Print the entire listing. Each line must match the original exactly.

(Source records)
%%

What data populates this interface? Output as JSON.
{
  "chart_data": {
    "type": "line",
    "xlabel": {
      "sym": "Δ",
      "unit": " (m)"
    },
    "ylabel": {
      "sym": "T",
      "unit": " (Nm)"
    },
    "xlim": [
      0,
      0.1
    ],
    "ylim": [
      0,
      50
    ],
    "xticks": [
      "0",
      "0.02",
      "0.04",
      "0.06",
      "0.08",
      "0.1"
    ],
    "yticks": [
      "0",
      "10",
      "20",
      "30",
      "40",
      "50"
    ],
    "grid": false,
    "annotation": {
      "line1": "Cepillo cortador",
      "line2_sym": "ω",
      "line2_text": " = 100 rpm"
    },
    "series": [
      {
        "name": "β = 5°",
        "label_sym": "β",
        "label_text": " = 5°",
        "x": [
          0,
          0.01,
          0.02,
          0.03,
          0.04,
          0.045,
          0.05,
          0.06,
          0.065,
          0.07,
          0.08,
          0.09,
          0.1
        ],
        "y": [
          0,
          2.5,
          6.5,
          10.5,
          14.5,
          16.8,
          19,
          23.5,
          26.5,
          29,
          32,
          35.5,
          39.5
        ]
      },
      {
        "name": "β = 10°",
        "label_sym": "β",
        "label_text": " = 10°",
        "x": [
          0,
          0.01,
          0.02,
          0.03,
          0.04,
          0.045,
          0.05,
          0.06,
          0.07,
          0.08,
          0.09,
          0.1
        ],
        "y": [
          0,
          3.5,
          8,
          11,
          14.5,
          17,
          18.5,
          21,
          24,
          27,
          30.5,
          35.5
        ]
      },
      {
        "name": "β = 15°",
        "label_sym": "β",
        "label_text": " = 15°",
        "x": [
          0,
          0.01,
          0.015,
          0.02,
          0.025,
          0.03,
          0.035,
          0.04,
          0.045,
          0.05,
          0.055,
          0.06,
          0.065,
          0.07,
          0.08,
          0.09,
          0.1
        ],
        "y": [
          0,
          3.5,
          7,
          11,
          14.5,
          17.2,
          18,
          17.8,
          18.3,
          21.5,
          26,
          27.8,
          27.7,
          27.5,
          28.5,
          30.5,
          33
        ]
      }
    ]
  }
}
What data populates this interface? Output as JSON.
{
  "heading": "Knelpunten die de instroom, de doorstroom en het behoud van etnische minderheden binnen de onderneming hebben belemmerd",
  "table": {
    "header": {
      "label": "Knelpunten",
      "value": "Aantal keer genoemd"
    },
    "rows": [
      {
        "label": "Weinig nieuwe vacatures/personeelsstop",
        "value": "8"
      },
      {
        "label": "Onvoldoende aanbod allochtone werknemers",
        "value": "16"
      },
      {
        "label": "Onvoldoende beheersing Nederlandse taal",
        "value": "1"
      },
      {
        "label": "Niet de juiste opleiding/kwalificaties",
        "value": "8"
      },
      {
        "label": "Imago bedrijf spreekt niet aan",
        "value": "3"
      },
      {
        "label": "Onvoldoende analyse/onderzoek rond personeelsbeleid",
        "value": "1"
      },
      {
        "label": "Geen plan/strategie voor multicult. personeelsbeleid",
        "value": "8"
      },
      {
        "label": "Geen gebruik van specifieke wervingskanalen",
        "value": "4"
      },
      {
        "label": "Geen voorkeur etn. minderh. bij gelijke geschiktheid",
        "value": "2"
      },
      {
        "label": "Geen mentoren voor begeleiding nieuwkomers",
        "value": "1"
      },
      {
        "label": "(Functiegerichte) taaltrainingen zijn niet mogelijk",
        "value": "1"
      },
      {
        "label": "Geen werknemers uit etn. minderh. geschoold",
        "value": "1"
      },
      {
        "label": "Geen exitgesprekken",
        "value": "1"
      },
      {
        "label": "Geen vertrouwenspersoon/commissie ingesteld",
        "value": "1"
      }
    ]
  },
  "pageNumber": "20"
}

%%

EXPECTED ANSWER:
What data populates this interface? Output as JSON.
{
  "chart_data": {
    "type": "line",
    "xlabel": {
      "sym": "Δ",
      "unit": " (m)"
    },
    "ylabel": {
      "sym": "T",
      "unit": " (Nm)"
    },
    "xlim": [
      0,
      0.1
    ],
    "ylim": [
      0,
      50
    ],
    "xticks": [
      "0",
      "0.02",
      "0.04",
      "0.06",
      "0.08",
      "0.1"
    ],
    "yticks": [
      "0",
      "10",
      "20",
      "30",
      "40",
      "50"
    ],
    "grid": false,
    "annotation": {
      "line1": "Cepillo cortador",
      "line2_sym": "ω",
      "line2_text": " = 100 rpm"
    },
    "series": [
      {
        "name": "β = 5°",
        "label_sym": "β",
        "label_text": " = 5°",
        "x": [
          0,
          0.01,
          0.02,
          0.03,
          0.04,
          0.045,
          0.05,
          0.06,
          0.065,
          0.07,
          0.08,
          0.09,
          0.1
        ],
        "y": [
          0,
          2.5,
          6.5,
          10.5,
          14.5,
          16.8,
          19,
          23.5,
          26.5,
          29,
          32,
          35.5,
          39.5
        ]
      },
      {
        "name": "β = 10°",
        "label_sym": "β",
        "label_text": " = 10°",
        "x": [
          0,
          0.01,
          0.02,
          0.03,
          0.04,
          0.045,
          0.05,
          0.06,
          0.07,
          0.08,
          0.09,
          0.1
        ],
        "y": [
          0,
          3.5,
          8,
          11,
          14.5,
          17,
          18.5,
          21,
          24,
          27,
          30.5,
          35.5
        ]
      },
      {
        "name": "β = 15°",
        "label_sym": "β",
        "label_text": " = 15°",
        "x": [
          0,
          0.01,
          0.015,
          0.02,
          0.025,
          0.03,
          0.035,
          0.04,
          0.045,
          0.05,
          0.055,
          0.06,
          0.065,
          0.07,
          0.08,
          0.09,
          0.1
        ],
        "y": [
          0,
          3.5,
          7,
          11,
          14.5,
          17.2,
          18,
          17.8,
          18.3,
          21.5,
          26,
          27.8,
          27.7,
          27.5,
          28.5,
          30.5,
          33
        ]
      }
    ]
  }
}
What data populates this interface? Output as JSON.
{
  "heading": "Knelpunten die de instroom, de doorstroom en het behoud van etnische minderheden binnen de onderneming hebben belemmerd",
  "table": {
    "header": {
      "label": "Knelpunten",
      "value": "Aantal keer genoemd"
    },
    "rows": [
      {
        "label": "Weinig nieuwe vacatures/personeelsstop",
        "value": "8"
      },
      {
        "label": "Onvoldoende aanbod allochtone werknemers",
        "value": "16"
      },
      {
        "label": "Onvoldoende beheersing Nederlandse taal",
        "value": "1"
      },
      {
        "label": "Niet de juiste opleiding/kwalificaties",
        "value": "8"
      },
      {
        "label": "Imago bedrijf spreekt niet aan",
        "value": "3"
      },
      {
        "label": "Onvoldoende analyse/onderzoek rond personeelsbeleid",
        "value": "1"
      },
      {
        "label": "Geen plan/strategie voor multicult. personeelsbeleid",
        "value": "8"
      },
      {
        "label": "Geen gebruik van specifieke wervingskanalen",
        "value": "4"
      },
      {
        "label": "Geen voorkeur etn. minderh. bij gelijke geschiktheid",
        "value": "2"
      },
      {
        "label": "Geen mentoren voor begeleiding nieuwkomers",
        "value": "1"
      },
      {
        "label": "(Functiegerichte) taaltrainingen zijn niet mogelijk",
        "value": "1"
      },
      {
        "label": "Geen werknemers uit etn. minderh. geschoold",
        "value": "1"
      },
      {
        "label": "Geen exitgesprekken",
        "value": "1"
      },
      {
        "label": "Geen vertrouwenspersoon/commissie ingesteld",
        "value": "1"
      }
    ]
  },
  "pageNumber": "20"
}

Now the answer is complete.